Dataset records of page text:
■ ■ ■

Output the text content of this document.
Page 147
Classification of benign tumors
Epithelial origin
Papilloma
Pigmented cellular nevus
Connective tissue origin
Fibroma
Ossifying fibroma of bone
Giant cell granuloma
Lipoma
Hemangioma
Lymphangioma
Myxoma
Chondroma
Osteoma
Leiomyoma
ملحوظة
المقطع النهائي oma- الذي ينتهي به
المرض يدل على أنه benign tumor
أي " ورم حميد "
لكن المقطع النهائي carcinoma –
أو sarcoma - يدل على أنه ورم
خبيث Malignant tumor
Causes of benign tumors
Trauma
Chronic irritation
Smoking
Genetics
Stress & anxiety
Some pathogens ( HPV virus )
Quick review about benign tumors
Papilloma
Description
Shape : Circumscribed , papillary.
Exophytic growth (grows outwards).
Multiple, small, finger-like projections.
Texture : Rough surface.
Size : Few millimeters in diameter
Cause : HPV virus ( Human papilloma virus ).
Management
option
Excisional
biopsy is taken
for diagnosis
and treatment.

■ ■ ■

WHAT THIS TASK INVOLVES
Give back every line above, unchanged.

EXPECTED ANSWER
Output the text content of this document.
Page 147
Classification of benign tumors
Epithelial origin
Papilloma
Pigmented cellular nevus
Connective tissue origin
Fibroma
Ossifying fibroma of bone
Giant cell granuloma
Lipoma
Hemangioma
Lymphangioma
Myxoma
Chondroma
Osteoma
Leiomyoma
ملحوظة
المقطع النهائي oma- الذي ينتهي به
المرض يدل على أنه benign tumor
أي " ورم حميد "
لكن المقطع النهائي carcinoma –
أو sarcoma - يدل على أنه ورم
خبيث Malignant tumor
Causes of benign tumors
Trauma
Chronic irritation
Smoking
Genetics
Stress & anxiety
Some pathogens ( HPV virus )
Quick review about benign tumors
Papilloma
Description
Shape : Circumscribed , papillary.
Exophytic growth (grows outwards).
Multiple, small, finger-like projections.
Texture : Rough surface.
Size : Few millimeters in diameter
Cause : HPV virus ( Human papilloma virus ).
Management
option
Excisional
biopsy is taken
for diagnosis
and treatment.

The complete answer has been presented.